*Selected extract:*
◆ ◆ ◆

On-line version ISSN 2410-972X
Print version ISSN 1017-1703

Clean Air J. vol.30 n.1 Pretoria  2020 



Dust and Radon Levels on the West Coast of Namibia - what did we learn?



Hanlie Liebenberg-EnslinI; Detlof von OertzenII; Norwel MwananawaIII

IAirshed Planning Professionals (Pty) Ltd, PO Box 5260, Halfway House, South Africa
IIVO Consulting, PO Box 8168, Swakopmund, Namibia
IIIMinistry of Mines and Energy, Private Bag 13297, Windhoek, Namibia



Windblown dust from natural mineral sources is estimated to account for up to 89% of the global aerosol load, with anthropogenic sources accounting for 8%. Within the southern African region, Namibia is the main source of mineral dust where episodic dust storms associated with strong easterly winds give rise to mineral dust emissions from both natural as well as anthropogenic sources. High concentrations of particulates in the air pose a risk to human health and welfare, with no safe threshold for exposure to PM10 and PM2.5 according to the World Health Organisation (WHO, 2000).

A study conducted in the Erongo Region of Namibia in 2010, indicated PM10 concentrations to be elevated in the towns of Swakopmund and Walvis Bay, with windblown dust from natural and anthropogenic activities as the main contributors. Exposure to ionising radiation associated with the inhalation of windblown dust, as well as from radon progeny, were identified as potentially harmful to human health. Between 2016 and 2019, this study was updated and extended, with an ambient monitoring network established to measure particulate matter and radon concentrations at three locations (i.e. Walvis Bay, Swakopmund and close to the town of Arandis). In addition, the emissions inventory and dispersion model were updated, and the results validated against the ambient monitoring data.

◆ ◆ ◆

Region annotation records
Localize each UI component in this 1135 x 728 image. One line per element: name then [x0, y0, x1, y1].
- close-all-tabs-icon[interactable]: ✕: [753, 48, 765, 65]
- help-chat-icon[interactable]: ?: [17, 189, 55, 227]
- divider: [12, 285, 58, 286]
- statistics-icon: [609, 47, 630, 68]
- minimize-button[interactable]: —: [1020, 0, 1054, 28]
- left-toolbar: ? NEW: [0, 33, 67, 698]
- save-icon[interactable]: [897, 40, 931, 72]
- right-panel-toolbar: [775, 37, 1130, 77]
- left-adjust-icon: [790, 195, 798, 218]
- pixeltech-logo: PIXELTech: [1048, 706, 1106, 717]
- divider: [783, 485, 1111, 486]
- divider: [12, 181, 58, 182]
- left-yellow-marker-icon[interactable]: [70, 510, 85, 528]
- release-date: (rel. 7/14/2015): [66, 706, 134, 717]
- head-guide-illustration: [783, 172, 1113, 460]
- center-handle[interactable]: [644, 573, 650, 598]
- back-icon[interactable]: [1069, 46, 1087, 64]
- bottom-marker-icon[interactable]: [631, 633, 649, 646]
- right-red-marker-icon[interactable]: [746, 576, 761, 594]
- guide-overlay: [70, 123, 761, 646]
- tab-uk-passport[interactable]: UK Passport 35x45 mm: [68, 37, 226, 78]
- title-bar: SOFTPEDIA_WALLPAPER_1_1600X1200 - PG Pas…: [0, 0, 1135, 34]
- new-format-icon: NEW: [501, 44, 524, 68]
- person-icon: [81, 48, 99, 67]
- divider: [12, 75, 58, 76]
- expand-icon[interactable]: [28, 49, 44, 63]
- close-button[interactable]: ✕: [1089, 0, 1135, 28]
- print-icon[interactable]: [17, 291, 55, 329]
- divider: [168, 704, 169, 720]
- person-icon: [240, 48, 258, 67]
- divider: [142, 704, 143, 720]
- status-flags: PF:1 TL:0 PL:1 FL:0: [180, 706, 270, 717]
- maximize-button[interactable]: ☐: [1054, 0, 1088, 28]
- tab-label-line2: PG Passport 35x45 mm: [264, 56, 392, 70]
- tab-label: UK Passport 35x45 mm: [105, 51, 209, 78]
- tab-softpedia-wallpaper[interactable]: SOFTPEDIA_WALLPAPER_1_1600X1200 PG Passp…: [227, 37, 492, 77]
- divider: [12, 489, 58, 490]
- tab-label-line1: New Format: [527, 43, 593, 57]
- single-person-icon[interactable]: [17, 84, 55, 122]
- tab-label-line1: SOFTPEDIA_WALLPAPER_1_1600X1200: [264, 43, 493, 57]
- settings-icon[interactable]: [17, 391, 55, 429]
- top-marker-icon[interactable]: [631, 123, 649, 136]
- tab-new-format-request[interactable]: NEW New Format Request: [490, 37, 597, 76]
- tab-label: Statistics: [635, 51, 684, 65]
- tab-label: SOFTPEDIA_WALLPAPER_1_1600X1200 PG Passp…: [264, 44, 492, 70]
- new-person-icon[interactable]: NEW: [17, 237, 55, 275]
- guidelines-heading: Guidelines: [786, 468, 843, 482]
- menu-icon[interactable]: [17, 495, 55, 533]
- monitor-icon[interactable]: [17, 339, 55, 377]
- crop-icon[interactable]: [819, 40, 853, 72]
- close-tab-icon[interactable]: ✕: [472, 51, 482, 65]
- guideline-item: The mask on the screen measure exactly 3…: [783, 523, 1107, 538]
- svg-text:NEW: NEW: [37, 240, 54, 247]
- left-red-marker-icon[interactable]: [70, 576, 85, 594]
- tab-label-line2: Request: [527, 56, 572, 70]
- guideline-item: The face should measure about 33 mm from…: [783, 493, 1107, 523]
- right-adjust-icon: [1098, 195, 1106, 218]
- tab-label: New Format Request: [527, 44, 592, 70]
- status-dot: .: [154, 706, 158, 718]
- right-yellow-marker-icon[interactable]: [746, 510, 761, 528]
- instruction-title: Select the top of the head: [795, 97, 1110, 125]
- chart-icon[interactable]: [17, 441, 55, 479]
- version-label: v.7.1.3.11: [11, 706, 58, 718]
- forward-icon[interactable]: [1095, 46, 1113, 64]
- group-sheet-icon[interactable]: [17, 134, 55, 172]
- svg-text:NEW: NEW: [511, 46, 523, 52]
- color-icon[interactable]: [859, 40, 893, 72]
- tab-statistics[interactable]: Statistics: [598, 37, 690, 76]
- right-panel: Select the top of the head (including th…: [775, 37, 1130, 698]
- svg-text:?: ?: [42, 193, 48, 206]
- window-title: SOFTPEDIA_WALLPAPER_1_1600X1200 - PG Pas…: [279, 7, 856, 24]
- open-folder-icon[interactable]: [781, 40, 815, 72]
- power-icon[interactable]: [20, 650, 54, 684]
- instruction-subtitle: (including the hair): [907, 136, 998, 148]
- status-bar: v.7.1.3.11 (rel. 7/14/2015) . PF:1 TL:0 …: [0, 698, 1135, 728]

◆ ◆ ◆

*Jobs:*
(1) Rewrite the part of the article on dust and radon in Namibia that opens with the words containing "IAirshed Planning Professionals" and closes with "Organisation (WHO, 2000).", putting "northeasterly" in place of "easterly".
(2) Name every town mentioned in the paragraph of the article on dust and radon in Namibia that begins "A study conducted in the Erongo Region".
The items stand apart from the article on dust and radon in Namibia and are separate material.

*Solutions to the exercise:*
(1)
IAirshed Planning Professionals (Pty) Ltd, PO Box 5260, Halfway House, South Africa
IIVO Consulting, PO Box 8168, Swakopmund, Namibia
IIIMinistry of Mines and Energy, Private Bag 13297, Windhoek, Namibia



Windblown dust from natural mineral sources is estimated to account for up to 89% of the global aerosol load, with anthropogenic sources accounting for 8%. Within the southern African region, Namibia is the main source of mineral dust where episodic dust storms associated with strong northeasterly winds give rise to mineral dust emissions from both natural as well as anthropogenic sources. High concentrations of particulates in the air pose a risk to human health and welfare, with no safe threshold for exposure to PM10 and PM2.5 according to the World Health Organisation (WHO, 2000).

(2) Swakopmund, Walvis Bay, Arandis